* _TO DO_: Copy every line of the material below word for word.

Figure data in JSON
──────────
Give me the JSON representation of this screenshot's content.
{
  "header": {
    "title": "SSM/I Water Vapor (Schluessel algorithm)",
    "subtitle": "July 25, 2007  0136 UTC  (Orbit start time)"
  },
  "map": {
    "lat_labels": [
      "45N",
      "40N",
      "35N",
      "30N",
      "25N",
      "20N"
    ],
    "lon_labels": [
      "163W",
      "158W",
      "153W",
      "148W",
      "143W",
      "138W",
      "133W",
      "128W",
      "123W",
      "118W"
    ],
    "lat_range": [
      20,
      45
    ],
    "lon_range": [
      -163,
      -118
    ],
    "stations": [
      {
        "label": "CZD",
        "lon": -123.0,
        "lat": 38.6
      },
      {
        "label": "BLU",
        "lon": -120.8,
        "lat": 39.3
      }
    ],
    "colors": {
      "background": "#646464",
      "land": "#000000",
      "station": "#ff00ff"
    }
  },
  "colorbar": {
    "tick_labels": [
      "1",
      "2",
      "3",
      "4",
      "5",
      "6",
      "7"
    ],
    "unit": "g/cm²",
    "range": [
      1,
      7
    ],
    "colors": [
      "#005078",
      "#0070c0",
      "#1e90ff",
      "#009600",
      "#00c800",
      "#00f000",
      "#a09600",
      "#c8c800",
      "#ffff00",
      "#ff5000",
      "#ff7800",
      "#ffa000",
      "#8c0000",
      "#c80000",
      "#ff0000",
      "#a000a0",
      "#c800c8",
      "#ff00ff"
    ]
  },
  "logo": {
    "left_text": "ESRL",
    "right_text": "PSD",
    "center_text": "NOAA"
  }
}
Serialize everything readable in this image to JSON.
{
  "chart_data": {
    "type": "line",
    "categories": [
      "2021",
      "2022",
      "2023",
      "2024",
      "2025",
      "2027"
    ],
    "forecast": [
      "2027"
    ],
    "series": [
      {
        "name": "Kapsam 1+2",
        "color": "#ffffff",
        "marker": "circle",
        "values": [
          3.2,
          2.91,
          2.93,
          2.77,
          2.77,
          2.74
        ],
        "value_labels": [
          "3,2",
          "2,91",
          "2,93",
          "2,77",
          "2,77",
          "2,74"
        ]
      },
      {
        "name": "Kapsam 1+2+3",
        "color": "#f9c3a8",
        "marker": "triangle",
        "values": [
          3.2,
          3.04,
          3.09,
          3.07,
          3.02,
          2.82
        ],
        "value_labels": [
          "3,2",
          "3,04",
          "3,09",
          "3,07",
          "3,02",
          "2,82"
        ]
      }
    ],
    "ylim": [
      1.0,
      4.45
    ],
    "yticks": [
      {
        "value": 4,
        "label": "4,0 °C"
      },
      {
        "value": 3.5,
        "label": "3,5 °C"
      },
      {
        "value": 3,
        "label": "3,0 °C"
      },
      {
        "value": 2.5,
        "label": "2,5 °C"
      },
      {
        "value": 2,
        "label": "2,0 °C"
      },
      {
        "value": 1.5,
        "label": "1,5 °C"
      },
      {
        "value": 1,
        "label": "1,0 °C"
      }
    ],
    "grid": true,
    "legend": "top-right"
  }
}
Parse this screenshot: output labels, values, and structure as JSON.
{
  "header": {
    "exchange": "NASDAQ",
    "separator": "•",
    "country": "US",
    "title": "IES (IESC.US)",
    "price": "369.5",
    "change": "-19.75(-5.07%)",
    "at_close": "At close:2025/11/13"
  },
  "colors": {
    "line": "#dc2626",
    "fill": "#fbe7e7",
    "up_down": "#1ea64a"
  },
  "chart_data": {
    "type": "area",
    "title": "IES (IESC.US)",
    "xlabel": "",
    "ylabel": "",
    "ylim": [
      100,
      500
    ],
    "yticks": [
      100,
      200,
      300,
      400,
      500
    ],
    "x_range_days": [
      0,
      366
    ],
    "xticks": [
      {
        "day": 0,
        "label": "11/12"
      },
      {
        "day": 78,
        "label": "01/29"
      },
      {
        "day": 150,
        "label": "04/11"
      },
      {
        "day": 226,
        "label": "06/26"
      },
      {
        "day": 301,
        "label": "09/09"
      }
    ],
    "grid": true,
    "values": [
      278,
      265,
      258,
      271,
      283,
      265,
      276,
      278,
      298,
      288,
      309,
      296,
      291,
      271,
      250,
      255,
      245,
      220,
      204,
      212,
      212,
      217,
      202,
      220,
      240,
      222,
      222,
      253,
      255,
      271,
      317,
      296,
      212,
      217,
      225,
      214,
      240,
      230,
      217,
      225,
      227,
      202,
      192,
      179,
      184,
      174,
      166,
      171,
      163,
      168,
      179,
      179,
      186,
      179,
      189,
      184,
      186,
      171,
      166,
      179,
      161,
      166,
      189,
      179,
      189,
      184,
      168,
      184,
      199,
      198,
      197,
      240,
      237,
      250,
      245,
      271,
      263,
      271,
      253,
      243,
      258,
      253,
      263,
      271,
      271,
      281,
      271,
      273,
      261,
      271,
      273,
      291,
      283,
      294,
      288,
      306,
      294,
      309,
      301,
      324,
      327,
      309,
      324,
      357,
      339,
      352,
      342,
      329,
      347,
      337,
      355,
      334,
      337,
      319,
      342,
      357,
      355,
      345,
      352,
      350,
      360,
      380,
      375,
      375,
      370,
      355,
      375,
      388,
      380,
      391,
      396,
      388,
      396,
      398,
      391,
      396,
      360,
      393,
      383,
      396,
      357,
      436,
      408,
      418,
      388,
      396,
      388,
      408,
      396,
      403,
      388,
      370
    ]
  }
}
──────────
* _RESULT_:
Give me the JSON representation of this screenshot's content.
{
  "header": {
    "title": "SSM/I Water Vapor (Schluessel algorithm)",
    "subtitle": "July 25, 2007  0136 UTC  (Orbit start time)"
  },
  "map": {
    "lat_labels": [
      "45N",
      "40N",
      "35N",
      "30N",
      "25N",
      "20N"
    ],
    "lon_labels": [
      "163W",
      "158W",
      "153W",
      "148W",
      "143W",
      "138W",
      "133W",
      "128W",
      "123W",
      "118W"
    ],
    "lat_range": [
      20,
      45
    ],
    "lon_range": [
      -163,
      -118
    ],
    "stations": [
      {
        "label": "CZD",
        "lon": -123.0,
        "lat": 38.6
      },
      {
        "label": "BLU",
        "lon": -120.8,
        "lat": 39.3
      }
    ],
    "colors": {
      "background": "#646464",
      "land": "#000000",
      "station": "#ff00ff"
    }
  },
  "colorbar": {
    "tick_labels": [
      "1",
      "2",
      "3",
      "4",
      "5",
      "6",
      "7"
    ],
    "unit": "g/cm²",
    "range": [
      1,
      7
    ],
    "colors": [
      "#005078",
      "#0070c0",
      "#1e90ff",
      "#009600",
      "#00c800",
      "#00f000",
      "#a09600",
      "#c8c800",
      "#ffff00",
      "#ff5000",
      "#ff7800",
      "#ffa000",
      "#8c0000",
      "#c80000",
      "#ff0000",
      "#a000a0",
      "#c800c8",
      "#ff00ff"
    ]
  },
  "logo": {
    "left_text": "ESRL",
    "right_text": "PSD",
    "center_text": "NOAA"
  }
}
Serialize everything readable in this image to JSON.
{
  "chart_data": {
    "type": "line",
    "categories": [
      "2021",
      "2022",
      "2023",
      "2024",
      "2025",
      "2027"
    ],
    "forecast": [
      "2027"
    ],
    "series": [
      {
        "name": "Kapsam 1+2",
        "color": "#ffffff",
        "marker": "circle",
        "values": [
          3.2,
          2.91,
          2.93,
          2.77,
          2.77,
          2.74
        ],
        "value_labels": [
          "3,2",
          "2,91",
          "2,93",
          "2,77",
          "2,77",
          "2,74"
        ]
      },
      {
        "name": "Kapsam 1+2+3",
        "color": "#f9c3a8",
        "marker": "triangle",
        "values": [
          3.2,
          3.04,
          3.09,
          3.07,
          3.02,
          2.82
        ],
        "value_labels": [
          "3,2",
          "3,04",
          "3,09",
          "3,07",
          "3,02",
          "2,82"
        ]
      }
    ],
    "ylim": [
      1.0,
      4.45
    ],
    "yticks": [
      {
        "value": 4,
        "label": "4,0 °C"
      },
      {
        "value": 3.5,
        "label": "3,5 °C"
      },
      {
        "value": 3,
        "label": "3,0 °C"
      },
      {
        "value": 2.5,
        "label": "2,5 °C"
      },
      {
        "value": 2,
        "label": "2,0 °C"
      },
      {
        "value": 1.5,
        "label": "1,5 °C"
      },
      {
        "value": 1,
        "label": "1,0 °C"
      }
    ],
    "grid": true,
    "legend": "top-right"
  }
}
Parse this screenshot: output labels, values, and structure as JSON.
{
  "header": {
    "exchange": "NASDAQ",
    "separator": "•",
    "country": "US",
    "title": "IES (IESC.US)",
    "price": "369.5",
    "change": "-19.75(-5.07%)",
    "at_close": "At close:2025/11/13"
  },
  "colors": {
    "line": "#dc2626",
    "fill": "#fbe7e7",
    "up_down": "#1ea64a"
  },
  "chart_data": {
    "type": "area",
    "title": "IES (IESC.US)",
    "xlabel": "",
    "ylabel": "",
    "ylim": [
      100,
      500
    ],
    "yticks": [
      100,
      200,
      300,
      400,
      500
    ],
    "x_range_days": [
      0,
      366
    ],
    "xticks": [
      {
        "day": 0,
        "label": "11/12"
      },
      {
        "day": 78,
        "label": "01/29"
      },
      {
        "day": 150,
        "label": "04/11"
      },
      {
        "day": 226,
        "label": "06/26"
      },
      {
        "day": 301,
        "label": "09/09"
      }
    ],
    "grid": true,
    "values": [
      278,
      265,
      258,
      271,
      283,
      265,
      276,
      278,
      298,
      288,
      309,
      296,
      291,
      271,
      250,
      255,
      245,
      220,
      204,
      212,
      212,
      217,
      202,
      220,
      240,
      222,
      222,
      253,
      255,
      271,
      317,
      296,
      212,
      217,
      225,
      214,
      240,
      230,
      217,
      225,
      227,
      202,
      192,
      179,
      184,
      174,
      166,
      171,
      163,
      168,
      179,
      179,
      186,
      179,
      189,
      184,
      186,
      171,
      166,
      179,
      161,
      166,
      189,
      179,
      189,
      184,
      168,
      184,
      199,
      198,
      197,
      240,
      237,
      250,
      245,
      271,
      263,
      271,
      253,
      243,
      258,
      253,
      263,
      271,
      271,
      281,
      271,
      273,
      261,
      271,
      273,
      291,
      283,
      294,
      288,
      306,
      294,
      309,
      301,
      324,
      327,
      309,
      324,
      357,
      339,
      352,
      342,
      329,
      347,
      337,
      355,
      334,
      337,
      319,
      342,
      357,
      355,
      345,
      352,
      350,
      360,
      380,
      375,
      375,
      370,
      355,
      375,
      388,
      380,
      391,
      396,
      388,
      396,
      398,
      391,
      396,
      360,
      393,
      383,
      396,
      357,
      436,
      408,
      418,
      388,
      396,
      388,
      408,
      396,
      403,
      388,
      370
    ]
  }
}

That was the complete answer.